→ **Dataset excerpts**
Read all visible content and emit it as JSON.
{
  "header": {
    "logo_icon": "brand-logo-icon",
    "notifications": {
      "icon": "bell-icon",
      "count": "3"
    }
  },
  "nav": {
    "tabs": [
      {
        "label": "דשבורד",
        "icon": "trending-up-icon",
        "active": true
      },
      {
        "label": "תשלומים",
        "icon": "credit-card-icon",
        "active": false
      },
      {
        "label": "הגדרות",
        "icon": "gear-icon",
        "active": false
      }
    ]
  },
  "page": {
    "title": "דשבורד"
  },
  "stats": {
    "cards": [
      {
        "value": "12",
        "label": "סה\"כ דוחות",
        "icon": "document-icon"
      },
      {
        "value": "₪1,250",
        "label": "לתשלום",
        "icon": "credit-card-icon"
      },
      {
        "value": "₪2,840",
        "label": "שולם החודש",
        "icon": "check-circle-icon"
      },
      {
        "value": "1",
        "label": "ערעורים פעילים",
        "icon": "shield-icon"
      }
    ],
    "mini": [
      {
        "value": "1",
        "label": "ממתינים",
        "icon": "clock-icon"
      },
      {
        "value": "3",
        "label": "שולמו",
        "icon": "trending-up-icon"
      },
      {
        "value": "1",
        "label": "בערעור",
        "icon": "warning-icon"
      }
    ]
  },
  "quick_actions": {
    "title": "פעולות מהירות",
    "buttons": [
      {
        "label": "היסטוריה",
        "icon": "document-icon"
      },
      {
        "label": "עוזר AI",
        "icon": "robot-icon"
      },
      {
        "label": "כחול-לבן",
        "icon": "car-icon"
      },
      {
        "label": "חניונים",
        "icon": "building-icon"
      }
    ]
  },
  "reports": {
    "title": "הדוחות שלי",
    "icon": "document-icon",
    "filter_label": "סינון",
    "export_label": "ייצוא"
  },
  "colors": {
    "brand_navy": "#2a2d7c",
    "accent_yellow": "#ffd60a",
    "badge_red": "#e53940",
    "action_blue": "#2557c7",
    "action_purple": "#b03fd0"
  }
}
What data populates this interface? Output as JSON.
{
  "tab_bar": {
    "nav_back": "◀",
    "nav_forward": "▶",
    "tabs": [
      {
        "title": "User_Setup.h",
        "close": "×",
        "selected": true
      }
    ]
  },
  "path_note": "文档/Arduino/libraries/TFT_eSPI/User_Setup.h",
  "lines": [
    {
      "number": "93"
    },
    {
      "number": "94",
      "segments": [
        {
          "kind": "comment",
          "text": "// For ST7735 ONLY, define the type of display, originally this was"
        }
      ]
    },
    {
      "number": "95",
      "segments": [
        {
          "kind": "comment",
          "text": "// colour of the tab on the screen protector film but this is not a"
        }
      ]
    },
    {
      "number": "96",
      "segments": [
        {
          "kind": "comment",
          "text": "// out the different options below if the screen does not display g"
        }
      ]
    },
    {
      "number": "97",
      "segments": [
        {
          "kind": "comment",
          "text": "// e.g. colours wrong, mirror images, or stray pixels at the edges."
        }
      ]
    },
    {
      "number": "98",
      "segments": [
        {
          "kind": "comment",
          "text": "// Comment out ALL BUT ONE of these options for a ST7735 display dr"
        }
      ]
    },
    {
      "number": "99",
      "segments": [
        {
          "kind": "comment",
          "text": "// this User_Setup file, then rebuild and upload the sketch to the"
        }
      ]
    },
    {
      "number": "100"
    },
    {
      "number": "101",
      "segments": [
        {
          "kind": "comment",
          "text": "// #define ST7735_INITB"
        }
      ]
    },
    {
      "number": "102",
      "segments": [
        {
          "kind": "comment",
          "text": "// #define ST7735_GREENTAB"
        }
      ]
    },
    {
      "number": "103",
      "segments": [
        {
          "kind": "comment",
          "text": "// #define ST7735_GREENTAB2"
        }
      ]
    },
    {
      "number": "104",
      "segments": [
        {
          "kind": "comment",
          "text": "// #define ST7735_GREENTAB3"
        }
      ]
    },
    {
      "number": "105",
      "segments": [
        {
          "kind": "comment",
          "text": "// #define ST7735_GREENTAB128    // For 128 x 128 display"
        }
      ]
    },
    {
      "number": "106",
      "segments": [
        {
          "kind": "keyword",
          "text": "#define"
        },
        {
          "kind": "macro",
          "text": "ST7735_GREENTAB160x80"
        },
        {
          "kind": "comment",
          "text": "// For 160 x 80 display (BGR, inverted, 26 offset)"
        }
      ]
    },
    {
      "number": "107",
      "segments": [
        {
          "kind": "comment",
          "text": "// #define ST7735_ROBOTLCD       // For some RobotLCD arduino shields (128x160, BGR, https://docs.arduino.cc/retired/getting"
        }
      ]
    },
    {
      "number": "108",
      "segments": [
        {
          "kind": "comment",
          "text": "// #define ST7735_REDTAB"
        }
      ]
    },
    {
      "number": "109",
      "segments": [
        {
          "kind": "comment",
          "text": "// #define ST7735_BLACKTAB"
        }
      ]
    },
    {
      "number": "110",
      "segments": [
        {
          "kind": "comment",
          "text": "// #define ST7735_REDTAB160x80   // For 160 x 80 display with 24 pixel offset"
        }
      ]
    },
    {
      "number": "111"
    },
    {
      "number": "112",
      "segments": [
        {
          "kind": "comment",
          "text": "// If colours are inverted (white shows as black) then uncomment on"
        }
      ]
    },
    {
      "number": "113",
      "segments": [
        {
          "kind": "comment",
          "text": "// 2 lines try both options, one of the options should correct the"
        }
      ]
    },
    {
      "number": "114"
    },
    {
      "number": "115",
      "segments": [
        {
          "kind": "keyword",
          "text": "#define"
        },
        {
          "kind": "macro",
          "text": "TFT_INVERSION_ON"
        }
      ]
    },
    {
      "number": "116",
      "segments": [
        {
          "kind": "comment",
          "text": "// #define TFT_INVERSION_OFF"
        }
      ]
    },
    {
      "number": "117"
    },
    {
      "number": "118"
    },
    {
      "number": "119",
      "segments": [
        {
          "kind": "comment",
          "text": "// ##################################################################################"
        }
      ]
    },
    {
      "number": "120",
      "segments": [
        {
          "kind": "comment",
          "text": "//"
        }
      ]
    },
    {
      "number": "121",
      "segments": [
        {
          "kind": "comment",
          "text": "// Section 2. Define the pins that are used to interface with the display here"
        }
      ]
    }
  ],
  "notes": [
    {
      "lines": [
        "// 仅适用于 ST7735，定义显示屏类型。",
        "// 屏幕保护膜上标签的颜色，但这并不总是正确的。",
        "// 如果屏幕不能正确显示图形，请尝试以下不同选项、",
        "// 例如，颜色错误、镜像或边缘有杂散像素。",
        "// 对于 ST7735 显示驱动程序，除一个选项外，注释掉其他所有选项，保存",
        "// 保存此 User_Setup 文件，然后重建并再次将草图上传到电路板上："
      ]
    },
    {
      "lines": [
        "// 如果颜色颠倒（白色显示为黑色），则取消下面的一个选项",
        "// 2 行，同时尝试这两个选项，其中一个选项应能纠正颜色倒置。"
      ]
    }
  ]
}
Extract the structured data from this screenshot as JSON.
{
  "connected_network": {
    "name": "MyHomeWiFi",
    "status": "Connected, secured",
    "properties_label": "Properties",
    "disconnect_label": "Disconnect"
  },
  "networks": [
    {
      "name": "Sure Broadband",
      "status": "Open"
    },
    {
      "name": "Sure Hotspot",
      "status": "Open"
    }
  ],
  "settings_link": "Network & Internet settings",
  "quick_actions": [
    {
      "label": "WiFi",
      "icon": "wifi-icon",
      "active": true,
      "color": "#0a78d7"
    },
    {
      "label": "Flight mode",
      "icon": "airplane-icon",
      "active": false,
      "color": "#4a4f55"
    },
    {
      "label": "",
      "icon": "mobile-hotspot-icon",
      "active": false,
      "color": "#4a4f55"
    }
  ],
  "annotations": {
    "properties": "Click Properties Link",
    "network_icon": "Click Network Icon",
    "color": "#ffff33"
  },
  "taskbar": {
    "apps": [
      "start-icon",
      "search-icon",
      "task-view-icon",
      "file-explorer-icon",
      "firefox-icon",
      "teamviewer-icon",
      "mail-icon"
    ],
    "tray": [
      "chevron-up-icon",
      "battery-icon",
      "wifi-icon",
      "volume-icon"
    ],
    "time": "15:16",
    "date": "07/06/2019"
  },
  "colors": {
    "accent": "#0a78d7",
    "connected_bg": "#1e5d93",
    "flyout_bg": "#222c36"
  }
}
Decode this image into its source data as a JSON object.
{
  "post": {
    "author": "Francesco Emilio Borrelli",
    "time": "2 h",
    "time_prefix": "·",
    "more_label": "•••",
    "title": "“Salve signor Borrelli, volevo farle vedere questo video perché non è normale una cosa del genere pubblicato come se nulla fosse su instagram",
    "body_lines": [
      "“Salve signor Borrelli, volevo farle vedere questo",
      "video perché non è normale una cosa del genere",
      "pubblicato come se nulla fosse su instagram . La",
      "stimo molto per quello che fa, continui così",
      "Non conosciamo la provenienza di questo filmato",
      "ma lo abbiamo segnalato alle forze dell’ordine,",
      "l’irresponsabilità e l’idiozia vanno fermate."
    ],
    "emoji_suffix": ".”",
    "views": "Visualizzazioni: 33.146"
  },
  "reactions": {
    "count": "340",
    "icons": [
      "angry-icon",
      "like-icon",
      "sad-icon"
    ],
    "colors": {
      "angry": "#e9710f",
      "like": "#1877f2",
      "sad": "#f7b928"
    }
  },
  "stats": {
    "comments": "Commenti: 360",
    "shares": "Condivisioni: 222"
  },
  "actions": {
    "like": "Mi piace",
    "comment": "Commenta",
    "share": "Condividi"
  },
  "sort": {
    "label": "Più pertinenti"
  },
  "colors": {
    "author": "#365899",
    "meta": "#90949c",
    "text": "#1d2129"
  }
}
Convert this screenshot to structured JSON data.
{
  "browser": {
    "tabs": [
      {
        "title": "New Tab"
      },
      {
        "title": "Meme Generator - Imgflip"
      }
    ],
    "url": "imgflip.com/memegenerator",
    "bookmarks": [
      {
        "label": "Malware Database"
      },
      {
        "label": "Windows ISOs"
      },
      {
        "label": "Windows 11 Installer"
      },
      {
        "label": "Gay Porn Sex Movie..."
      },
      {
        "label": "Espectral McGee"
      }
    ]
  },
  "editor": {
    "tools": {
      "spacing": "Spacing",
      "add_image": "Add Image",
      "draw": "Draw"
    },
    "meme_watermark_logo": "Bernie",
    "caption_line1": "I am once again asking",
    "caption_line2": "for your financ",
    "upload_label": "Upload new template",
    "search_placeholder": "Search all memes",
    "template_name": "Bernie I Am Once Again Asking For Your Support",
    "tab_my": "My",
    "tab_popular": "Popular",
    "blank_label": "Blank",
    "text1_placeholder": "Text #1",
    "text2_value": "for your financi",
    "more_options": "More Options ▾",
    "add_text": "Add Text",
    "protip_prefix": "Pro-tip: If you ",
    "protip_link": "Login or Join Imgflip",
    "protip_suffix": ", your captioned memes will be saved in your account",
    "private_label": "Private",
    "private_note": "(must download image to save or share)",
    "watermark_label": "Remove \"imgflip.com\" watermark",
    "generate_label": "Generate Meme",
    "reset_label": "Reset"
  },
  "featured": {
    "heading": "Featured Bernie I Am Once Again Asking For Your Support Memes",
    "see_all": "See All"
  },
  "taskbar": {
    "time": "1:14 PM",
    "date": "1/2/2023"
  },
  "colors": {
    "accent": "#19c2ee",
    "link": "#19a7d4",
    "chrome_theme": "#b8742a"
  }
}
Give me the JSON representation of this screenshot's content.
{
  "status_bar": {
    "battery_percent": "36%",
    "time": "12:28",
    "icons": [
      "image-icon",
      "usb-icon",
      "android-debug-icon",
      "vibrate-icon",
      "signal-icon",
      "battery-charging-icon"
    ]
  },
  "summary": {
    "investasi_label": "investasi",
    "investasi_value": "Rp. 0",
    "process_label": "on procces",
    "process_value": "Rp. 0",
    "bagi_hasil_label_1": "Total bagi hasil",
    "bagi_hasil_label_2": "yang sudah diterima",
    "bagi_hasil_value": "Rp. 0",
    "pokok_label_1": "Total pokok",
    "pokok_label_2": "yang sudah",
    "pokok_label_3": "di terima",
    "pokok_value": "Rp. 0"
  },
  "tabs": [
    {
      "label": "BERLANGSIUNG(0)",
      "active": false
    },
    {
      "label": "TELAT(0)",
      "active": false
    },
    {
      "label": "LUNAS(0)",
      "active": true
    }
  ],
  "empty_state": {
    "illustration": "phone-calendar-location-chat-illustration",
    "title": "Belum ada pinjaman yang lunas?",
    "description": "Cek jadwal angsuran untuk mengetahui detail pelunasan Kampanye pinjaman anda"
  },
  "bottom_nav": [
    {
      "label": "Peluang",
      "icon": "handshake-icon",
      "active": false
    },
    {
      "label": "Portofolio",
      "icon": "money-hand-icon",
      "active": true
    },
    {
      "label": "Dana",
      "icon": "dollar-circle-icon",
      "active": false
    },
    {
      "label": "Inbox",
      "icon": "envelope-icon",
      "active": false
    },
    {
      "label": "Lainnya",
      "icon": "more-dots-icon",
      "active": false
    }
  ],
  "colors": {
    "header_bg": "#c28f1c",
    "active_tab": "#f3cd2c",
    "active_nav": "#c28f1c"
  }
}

→ **SHORT TASK**
Locate each line with the word "author" and copy it.

→ **THE ANSWER**
    "author": "Francesco Emilio Borrelli",
    "author": "#365899",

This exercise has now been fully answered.